Dataset items
____

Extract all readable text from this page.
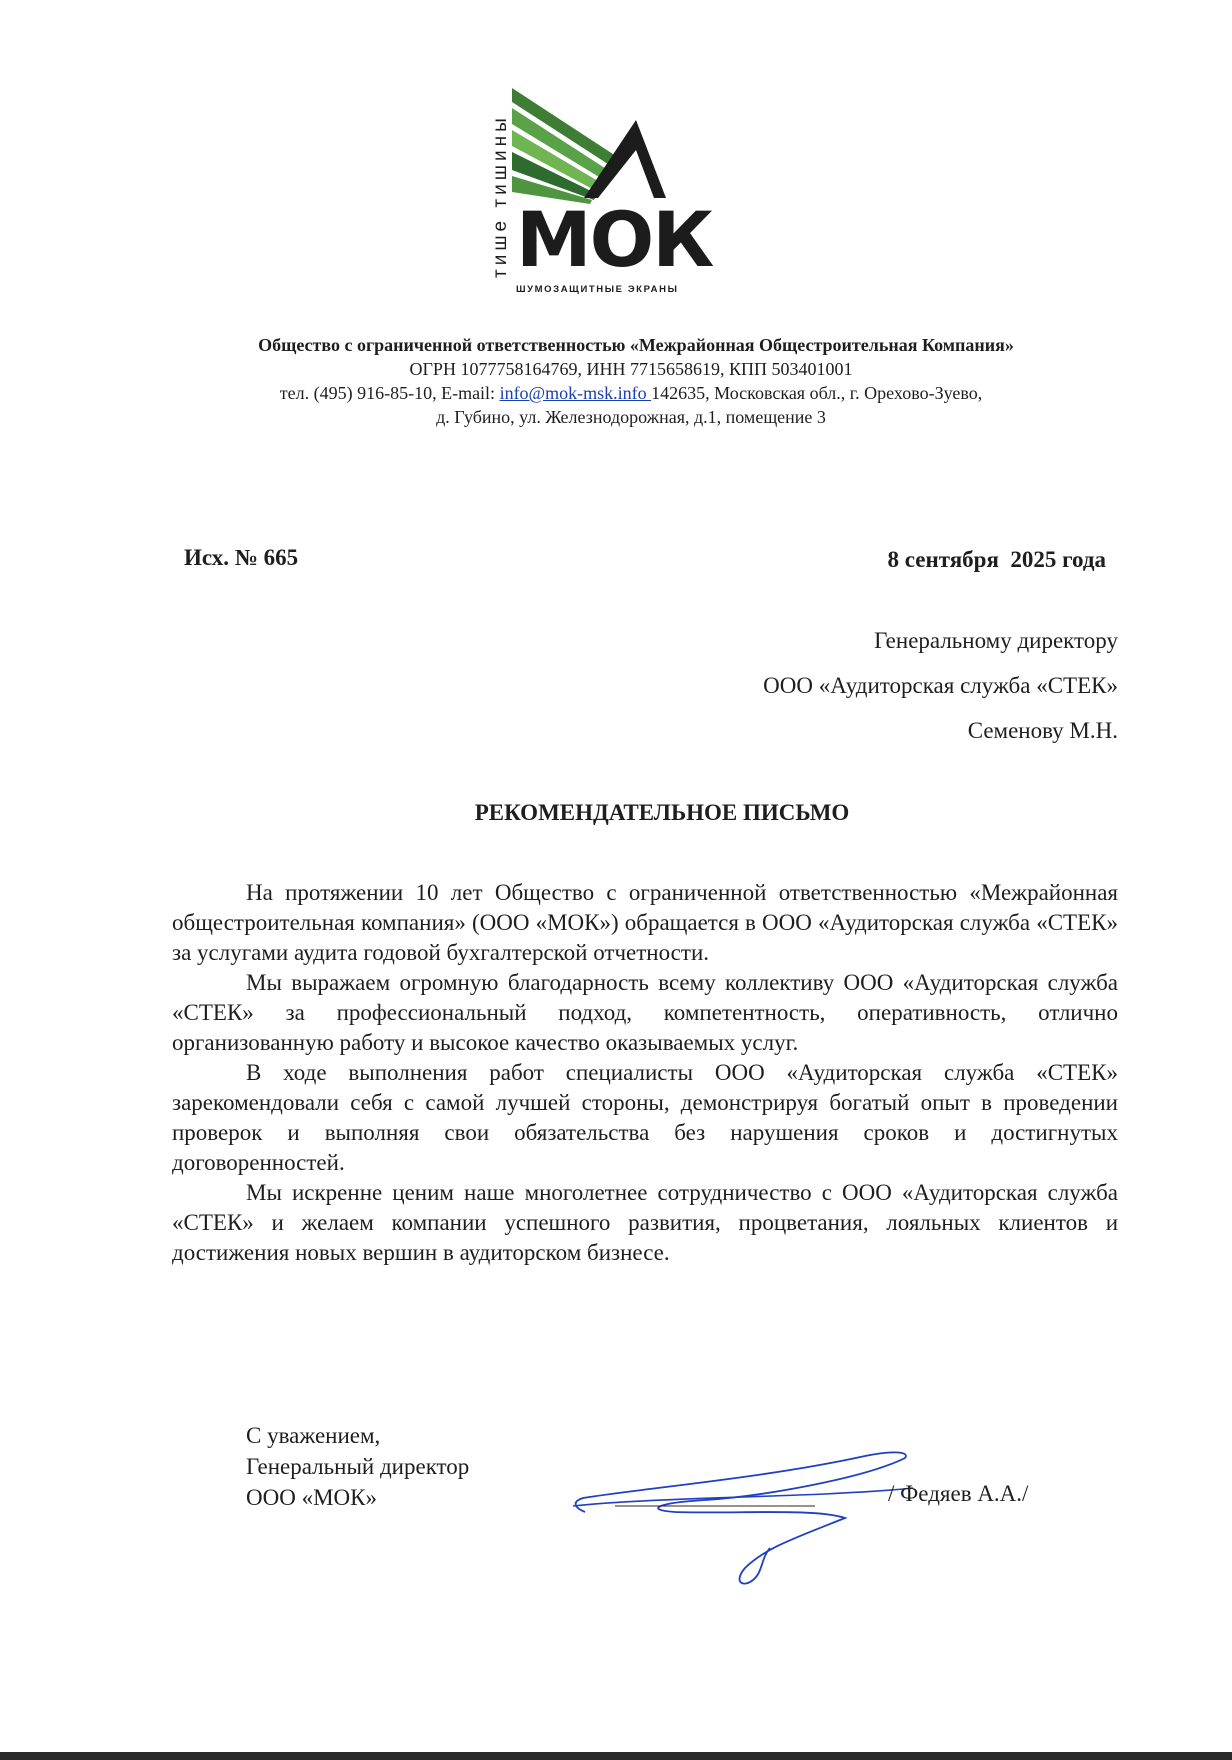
тише тишины МОК
ШУМОЗАЩИТНЫЕ ЭКРАНЫ
Общество с ограниченной ответственностью «Межрайонная Общестроительная Компания»
ОГРН 1077758164769, ИНН 7715658619, КПП 503401001
тел. (495) 916-85-10, E-mail: info@mok-msk.info 142635, Московская обл., г. Орехово-Зуево,
д. Губино, ул. Железнодорожная, д.1, помещение 3
Исх. № 665	8 сентября  2025 года
Генеральному директору
ООО «Аудиторская служба «СТЕК»
Семенову М.Н.
РЕКОМЕНДАТЕЛЬНОЕ ПИСЬМО

На протяжении 10 лет Общество с ограниченной ответственностью «Межрайонная общестроительная компания» (ООО «МОК») обращается в ООО «Аудиторская служба «СТЕК» за услугами аудита годовой бухгалтерской отчетности.

Мы выражаем огромную благодарность всему коллективу ООО «Аудиторская служба «СТЕК» за профессиональный подход, компетентность, оперативность, отлично организованную работу и высокое качество оказываемых услуг.

В ходе выполнения работ специалисты ООО «Аудиторская служба «СТЕК» зарекомендовали себя с самой лучшей стороны, демонстрируя богатый опыт в проведении проверок и выполняя свои обязательства без нарушения сроков и достигнутых договоренностей.

Мы искренне ценим наше многолетнее сотрудничество с ООО «Аудиторская служба «СТЕК» и желаем компании успешного развития, процветания, лояльных клиентов и достижения новых вершин в аудиторском бизнесе.

С уважением,
Генеральный директор
ООО «МОК»	/ Федяев А.А./
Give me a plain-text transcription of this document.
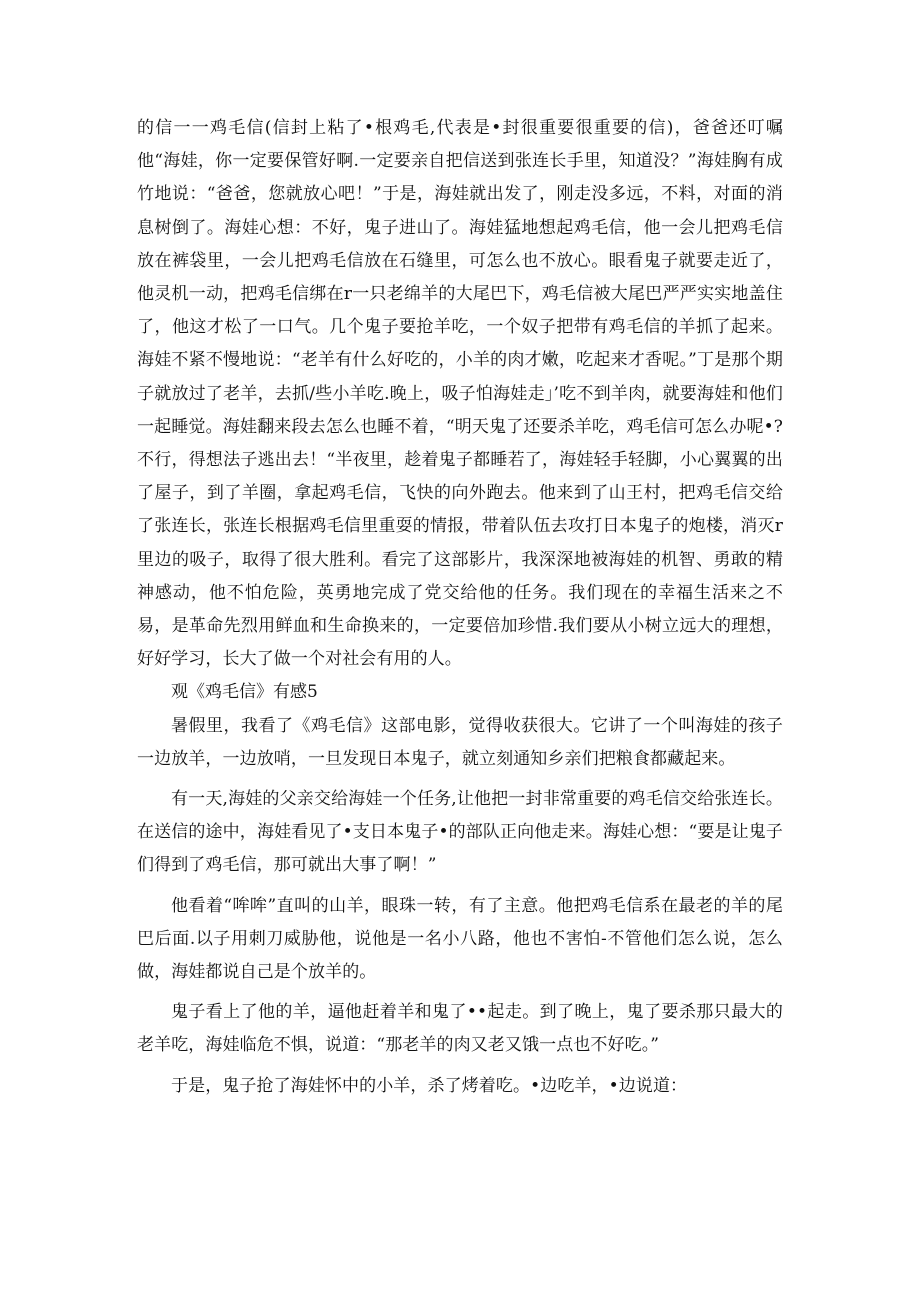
的信一一鸡毛信(信封上粘了•根鸡毛,代表是•封很重要很重要的信)，爸爸还叮嘱他“海娃，你一定要保管好啊.一定要亲自把信送到张连长手里，知道没？”海娃胸有成竹地说：“爸爸，您就放心吧！”于是，海娃就出发了，刚走没多远，不料，对面的消息树倒了。海娃心想：不好，鬼子进山了。海娃猛地想起鸡毛信，他一会儿把鸡毛信放在裤袋里，一会儿把鸡毛信放在石缝里，可怎么也不放心。眼看鬼子就要走近了，他灵机一动，把鸡毛信绑在r一只老绵羊的大尾巴下，鸡毛信被大尾巴严严实实地盖住了，他这才松了一口气。几个鬼子要抢羊吃，一个奴子把带有鸡毛信的羊抓了起来。海娃不紧不慢地说：“老羊有什么好吃的，小羊的肉才嫩，吃起来才香呢。”丁是那个期子就放过了老羊，去抓/些小羊吃.晚上，吸子怕海娃走」’吃不到羊肉，就要海娃和他们一起睡觉。海娃翻来段去怎么也睡不着，“明天鬼了还要杀羊吃，鸡毛信可怎么办呢•?不行，得想法子逃出去！“半夜里，趁着鬼子都睡若了，海娃轻手轻脚，小心翼翼的出了屋子，到了羊圈，拿起鸡毛信，飞快的向外跑去。他来到了山王村，把鸡毛信交给了张连长，张连长根据鸡毛信里重耍的情报，带着队伍去攻打日本鬼子的炮楼，消灭r里边的吸子，取得了很大胜利。看完了这部影片，我深深地被海娃的机智、勇敢的精神感动，他不怕危险，英勇地完成了党交给他的任务。我们现在的幸福生活来之不易，是革命先烈用鲜血和生命换来的，一定要倍加珍惜.我们要从小树立远大的理想，好好学习，长大了做一个对社会有用的人。

观《鸡毛信》有感5

暑假里，我看了《鸡毛信》这部电影，觉得收获很大。它讲了一个叫海娃的孩子一边放羊，一边放哨，一旦发现日本鬼子，就立刻通知乡亲们把粮食都藏起来。

有一天,海娃的父亲交给海娃一个任务,让他把一封非常重要的鸡毛信交给张连长。在送信的途中，海娃看见了•支日本鬼子•的部队正向他走来。海娃心想：“要是让鬼子们得到了鸡毛信，那可就出大事了啊！”

他看着“哞哞”直叫的山羊，眼珠一转，有了主意。他把鸡毛信系在最老的羊的尾巴后面.以子用刺刀威胁他，说他是一名小八路，他也不害怕-不管他们怎么说，怎么做，海娃都说自己是个放羊的。

鬼子看上了他的羊，逼他赶着羊和鬼了••起走。到了晚上，鬼了要杀那只最大的老羊吃，海娃临危不惧，说道：“那老羊的肉又老又饿一点也不好吃。”

于是，鬼子抢了海娃怀中的小羊，杀了烤着吃。•边吃羊，•边说道：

____

Task directions: Pick out the lines that contain "ответственностью" and copy them.

Result:
Общество с ограниченной ответственностью «Межрайонная Общестроительная Компания»
На протяжении 10 лет Общество с ограниченной ответственностью «Межрайонная общестроительная компания» (ООО «МОК») обращается в ООО «Аудиторская служба «СТЕК» за услугами аудита годовой бухгалтерской отчетности.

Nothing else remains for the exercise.